**Problem**
Please output only the lines that run from the line containing "Convert this screenshot" through the end of the material below, exactly.

Dataset excerpts:

BEGIN

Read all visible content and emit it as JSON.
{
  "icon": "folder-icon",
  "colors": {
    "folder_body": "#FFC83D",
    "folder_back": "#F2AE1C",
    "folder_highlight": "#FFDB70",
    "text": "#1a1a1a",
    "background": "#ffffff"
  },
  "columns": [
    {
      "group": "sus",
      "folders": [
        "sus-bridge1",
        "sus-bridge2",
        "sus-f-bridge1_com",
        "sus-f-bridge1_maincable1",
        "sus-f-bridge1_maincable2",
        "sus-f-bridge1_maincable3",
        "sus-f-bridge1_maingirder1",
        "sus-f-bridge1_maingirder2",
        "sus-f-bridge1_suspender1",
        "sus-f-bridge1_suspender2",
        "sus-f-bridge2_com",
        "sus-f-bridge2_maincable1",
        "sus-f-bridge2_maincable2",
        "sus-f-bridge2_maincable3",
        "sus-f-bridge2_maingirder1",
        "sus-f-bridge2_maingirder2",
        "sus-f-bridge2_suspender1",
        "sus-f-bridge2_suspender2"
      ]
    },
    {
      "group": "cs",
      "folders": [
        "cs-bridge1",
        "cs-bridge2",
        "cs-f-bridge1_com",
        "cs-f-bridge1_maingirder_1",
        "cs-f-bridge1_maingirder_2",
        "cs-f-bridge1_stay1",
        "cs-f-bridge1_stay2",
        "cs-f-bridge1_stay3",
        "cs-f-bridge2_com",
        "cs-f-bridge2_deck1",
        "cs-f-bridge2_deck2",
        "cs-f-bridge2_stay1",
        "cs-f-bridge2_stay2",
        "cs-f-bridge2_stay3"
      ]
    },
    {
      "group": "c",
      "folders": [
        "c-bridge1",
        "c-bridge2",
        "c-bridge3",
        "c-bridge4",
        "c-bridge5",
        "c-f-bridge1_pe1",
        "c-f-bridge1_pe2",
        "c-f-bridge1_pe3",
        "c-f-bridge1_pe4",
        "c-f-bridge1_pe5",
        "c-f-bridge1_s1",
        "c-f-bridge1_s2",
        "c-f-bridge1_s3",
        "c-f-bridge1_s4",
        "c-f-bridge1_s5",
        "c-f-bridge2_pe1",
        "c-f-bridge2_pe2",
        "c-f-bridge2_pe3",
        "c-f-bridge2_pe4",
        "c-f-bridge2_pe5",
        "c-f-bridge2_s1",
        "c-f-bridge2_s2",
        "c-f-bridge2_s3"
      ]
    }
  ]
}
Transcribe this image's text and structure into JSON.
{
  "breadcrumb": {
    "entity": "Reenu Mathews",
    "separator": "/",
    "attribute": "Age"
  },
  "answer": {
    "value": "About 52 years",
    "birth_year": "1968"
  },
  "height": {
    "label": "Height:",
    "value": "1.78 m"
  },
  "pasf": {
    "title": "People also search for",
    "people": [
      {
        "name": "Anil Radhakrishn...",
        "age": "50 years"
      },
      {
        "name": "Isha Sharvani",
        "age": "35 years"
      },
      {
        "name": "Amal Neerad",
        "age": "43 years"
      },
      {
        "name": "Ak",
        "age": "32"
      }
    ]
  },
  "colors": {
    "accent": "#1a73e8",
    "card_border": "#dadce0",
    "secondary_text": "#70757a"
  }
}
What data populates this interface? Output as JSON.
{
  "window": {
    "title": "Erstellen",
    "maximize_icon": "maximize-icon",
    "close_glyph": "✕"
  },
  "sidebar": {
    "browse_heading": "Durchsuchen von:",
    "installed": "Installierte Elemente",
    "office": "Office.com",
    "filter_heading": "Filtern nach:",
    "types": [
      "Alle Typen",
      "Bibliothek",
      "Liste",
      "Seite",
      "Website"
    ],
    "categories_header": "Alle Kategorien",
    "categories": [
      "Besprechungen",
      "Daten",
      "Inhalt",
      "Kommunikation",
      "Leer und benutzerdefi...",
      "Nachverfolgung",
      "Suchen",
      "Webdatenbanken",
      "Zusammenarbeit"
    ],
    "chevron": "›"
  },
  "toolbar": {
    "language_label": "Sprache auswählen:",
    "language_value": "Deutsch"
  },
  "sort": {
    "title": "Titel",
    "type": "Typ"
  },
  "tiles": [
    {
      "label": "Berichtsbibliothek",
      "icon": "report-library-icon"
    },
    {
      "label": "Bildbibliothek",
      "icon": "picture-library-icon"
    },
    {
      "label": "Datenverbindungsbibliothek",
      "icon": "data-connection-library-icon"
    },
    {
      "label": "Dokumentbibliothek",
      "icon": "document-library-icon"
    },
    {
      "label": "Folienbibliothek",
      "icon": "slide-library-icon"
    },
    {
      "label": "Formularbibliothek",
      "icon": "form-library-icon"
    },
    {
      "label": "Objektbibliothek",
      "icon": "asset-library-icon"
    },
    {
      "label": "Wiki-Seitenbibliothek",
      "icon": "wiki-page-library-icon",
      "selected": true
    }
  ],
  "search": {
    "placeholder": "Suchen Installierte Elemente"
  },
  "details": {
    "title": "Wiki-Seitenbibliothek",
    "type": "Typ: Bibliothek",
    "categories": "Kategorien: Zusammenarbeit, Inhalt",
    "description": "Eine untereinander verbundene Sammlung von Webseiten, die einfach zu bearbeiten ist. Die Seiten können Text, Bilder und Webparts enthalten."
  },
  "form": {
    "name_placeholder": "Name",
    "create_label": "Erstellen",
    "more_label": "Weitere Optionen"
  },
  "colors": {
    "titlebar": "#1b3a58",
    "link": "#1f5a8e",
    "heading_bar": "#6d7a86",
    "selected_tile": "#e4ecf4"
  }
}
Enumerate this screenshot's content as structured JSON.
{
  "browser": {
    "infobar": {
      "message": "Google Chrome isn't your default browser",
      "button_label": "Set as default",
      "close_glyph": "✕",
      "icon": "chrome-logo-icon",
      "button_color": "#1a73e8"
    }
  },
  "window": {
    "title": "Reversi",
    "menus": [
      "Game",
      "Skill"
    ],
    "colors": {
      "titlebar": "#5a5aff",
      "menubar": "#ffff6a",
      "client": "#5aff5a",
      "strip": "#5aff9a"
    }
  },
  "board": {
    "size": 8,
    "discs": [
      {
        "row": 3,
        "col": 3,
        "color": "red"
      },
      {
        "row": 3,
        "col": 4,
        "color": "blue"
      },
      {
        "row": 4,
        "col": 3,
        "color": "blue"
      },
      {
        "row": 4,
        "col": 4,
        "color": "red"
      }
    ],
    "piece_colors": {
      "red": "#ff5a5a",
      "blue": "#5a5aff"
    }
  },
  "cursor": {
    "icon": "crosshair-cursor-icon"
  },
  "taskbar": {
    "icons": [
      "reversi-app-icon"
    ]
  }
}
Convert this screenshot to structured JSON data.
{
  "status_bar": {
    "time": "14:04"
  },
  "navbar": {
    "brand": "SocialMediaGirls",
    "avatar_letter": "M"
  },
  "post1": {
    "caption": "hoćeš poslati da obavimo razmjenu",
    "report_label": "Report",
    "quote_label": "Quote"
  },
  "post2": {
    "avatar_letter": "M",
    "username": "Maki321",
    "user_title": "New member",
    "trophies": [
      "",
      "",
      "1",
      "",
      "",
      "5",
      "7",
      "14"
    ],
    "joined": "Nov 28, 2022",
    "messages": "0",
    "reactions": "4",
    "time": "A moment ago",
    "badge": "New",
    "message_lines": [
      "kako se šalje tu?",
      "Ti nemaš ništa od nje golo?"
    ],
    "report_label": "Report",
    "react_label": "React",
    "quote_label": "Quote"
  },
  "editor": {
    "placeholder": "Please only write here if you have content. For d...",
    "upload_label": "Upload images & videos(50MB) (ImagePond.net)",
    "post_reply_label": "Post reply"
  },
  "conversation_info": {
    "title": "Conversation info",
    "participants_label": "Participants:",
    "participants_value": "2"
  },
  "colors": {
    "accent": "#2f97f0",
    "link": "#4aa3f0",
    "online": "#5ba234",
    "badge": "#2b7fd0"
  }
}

END

**Answer to the task**
Convert this screenshot to structured JSON data.
{
  "status_bar": {
    "time": "14:04"
  },
  "navbar": {
    "brand": "SocialMediaGirls",
    "avatar_letter": "M"
  },
  "post1": {
    "caption": "hoćeš poslati da obavimo razmjenu",
    "report_label": "Report",
    "quote_label": "Quote"
  },
  "post2": {
    "avatar_letter": "M",
    "username": "Maki321",
    "user_title": "New member",
    "trophies": [
      "",
      "",
      "1",
      "",
      "",
      "5",
      "7",
      "14"
    ],
    "joined": "Nov 28, 2022",
    "messages": "0",
    "reactions": "4",
    "time": "A moment ago",
    "badge": "New",
    "message_lines": [
      "kako se šalje tu?",
      "Ti nemaš ništa od nje golo?"
    ],
    "report_label": "Report",
    "react_label": "React",
    "quote_label": "Quote"
  },
  "editor": {
    "placeholder": "Please only write here if you have content. For d...",
    "upload_label": "Upload images & videos(50MB) (ImagePond.net)",
    "post_reply_label": "Post reply"
  },
  "conversation_info": {
    "title": "Conversation info",
    "participants_label": "Participants:",
    "participants_value": "2"
  },
  "colors": {
    "accent": "#2f97f0",
    "link": "#4aa3f0",
    "online": "#5ba234",
    "badge": "#2b7fd0"
  }
}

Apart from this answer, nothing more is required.